── Data

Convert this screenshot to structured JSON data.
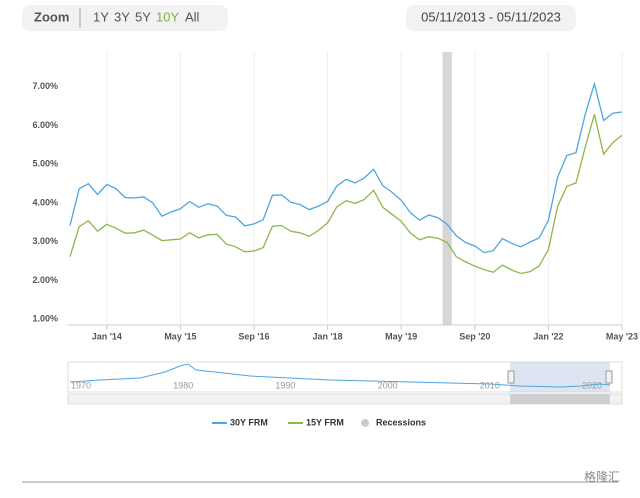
{
  "toolbar": {
    "zoom_label": "Zoom",
    "buttons": [
      "1Y",
      "3Y",
      "5Y",
      "10Y",
      "All"
    ],
    "active": "10Y",
    "date_range": "05/11/2013 - 05/11/2023"
  },
  "chart_data": {
    "type": "line",
    "x": [
      "2013-05",
      "2013-07",
      "2013-09",
      "2013-11",
      "2014-01",
      "2014-03",
      "2014-05",
      "2014-07",
      "2014-09",
      "2014-11",
      "2015-01",
      "2015-03",
      "2015-05",
      "2015-07",
      "2015-09",
      "2015-11",
      "2016-01",
      "2016-03",
      "2016-05",
      "2016-07",
      "2016-09",
      "2016-11",
      "2017-01",
      "2017-03",
      "2017-05",
      "2017-07",
      "2017-09",
      "2017-11",
      "2018-01",
      "2018-03",
      "2018-05",
      "2018-07",
      "2018-09",
      "2018-11",
      "2019-01",
      "2019-03",
      "2019-05",
      "2019-07",
      "2019-09",
      "2019-11",
      "2020-01",
      "2020-03",
      "2020-05",
      "2020-07",
      "2020-09",
      "2020-11",
      "2021-01",
      "2021-03",
      "2021-05",
      "2021-07",
      "2021-09",
      "2021-11",
      "2022-01",
      "2022-03",
      "2022-05",
      "2022-07",
      "2022-09",
      "2022-11",
      "2023-01",
      "2023-03",
      "2023-05"
    ],
    "series": [
      {
        "name": "30Y FRM",
        "color": "#4da6e0",
        "values": [
          3.42,
          4.37,
          4.5,
          4.22,
          4.48,
          4.37,
          4.14,
          4.13,
          4.16,
          4.0,
          3.66,
          3.77,
          3.85,
          4.04,
          3.89,
          3.98,
          3.92,
          3.68,
          3.64,
          3.41,
          3.46,
          3.57,
          4.2,
          4.21,
          4.02,
          3.96,
          3.83,
          3.92,
          4.04,
          4.44,
          4.61,
          4.52,
          4.65,
          4.87,
          4.45,
          4.28,
          4.07,
          3.75,
          3.56,
          3.69,
          3.62,
          3.45,
          3.15,
          2.98,
          2.89,
          2.72,
          2.77,
          3.08,
          2.96,
          2.87,
          2.99,
          3.1,
          3.55,
          4.67,
          5.23,
          5.3,
          6.29,
          7.08,
          6.13,
          6.32,
          6.35
        ]
      },
      {
        "name": "15Y FRM",
        "color": "#8cb84a",
        "values": [
          2.61,
          3.39,
          3.54,
          3.27,
          3.45,
          3.35,
          3.22,
          3.23,
          3.3,
          3.17,
          3.03,
          3.05,
          3.07,
          3.23,
          3.1,
          3.18,
          3.19,
          2.94,
          2.87,
          2.74,
          2.76,
          2.85,
          3.4,
          3.42,
          3.27,
          3.23,
          3.14,
          3.29,
          3.49,
          3.9,
          4.06,
          3.99,
          4.09,
          4.33,
          3.89,
          3.71,
          3.53,
          3.22,
          3.05,
          3.13,
          3.09,
          2.98,
          2.61,
          2.48,
          2.37,
          2.28,
          2.21,
          2.4,
          2.27,
          2.18,
          2.23,
          2.38,
          2.8,
          3.91,
          4.43,
          4.52,
          5.44,
          6.29,
          5.26,
          5.56,
          5.75
        ]
      }
    ],
    "recession": {
      "name": "Recessions",
      "color": "#cccccc",
      "range": [
        "2020-02",
        "2020-04"
      ]
    },
    "xlim": [
      "2013-05",
      "2023-05"
    ],
    "xticks": [
      {
        "value": "2014-01",
        "label": "Jan '14"
      },
      {
        "value": "2015-05",
        "label": "May '15"
      },
      {
        "value": "2016-09",
        "label": "Sep '16"
      },
      {
        "value": "2018-01",
        "label": "Jan '18"
      },
      {
        "value": "2019-05",
        "label": "May '19"
      },
      {
        "value": "2020-09",
        "label": "Sep '20"
      },
      {
        "value": "2022-01",
        "label": "Jan '22"
      },
      {
        "value": "2023-05",
        "label": "May '23"
      }
    ],
    "ylim": [
      0.85,
      7.9
    ],
    "yticks": [
      {
        "value": 1,
        "label": "1.00%"
      },
      {
        "value": 2,
        "label": "2.00%"
      },
      {
        "value": 3,
        "label": "3.00%"
      },
      {
        "value": 4,
        "label": "4.00%"
      },
      {
        "value": 5,
        "label": "5.00%"
      },
      {
        "value": 6,
        "label": "6.00%"
      },
      {
        "value": 7,
        "label": "7.00%"
      }
    ],
    "grid": "x"
  },
  "navigator": {
    "labels": [
      "1970",
      "1980",
      "1990",
      "2000",
      "2010",
      "2020"
    ]
  },
  "watermark": "格隆汇"
}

────

What you need to do: Read the entries above, then pull out the lines that include "name".

Written answer:
        "name": "30Y FRM",
        "name": "15Y FRM",
      "name": "Recessions",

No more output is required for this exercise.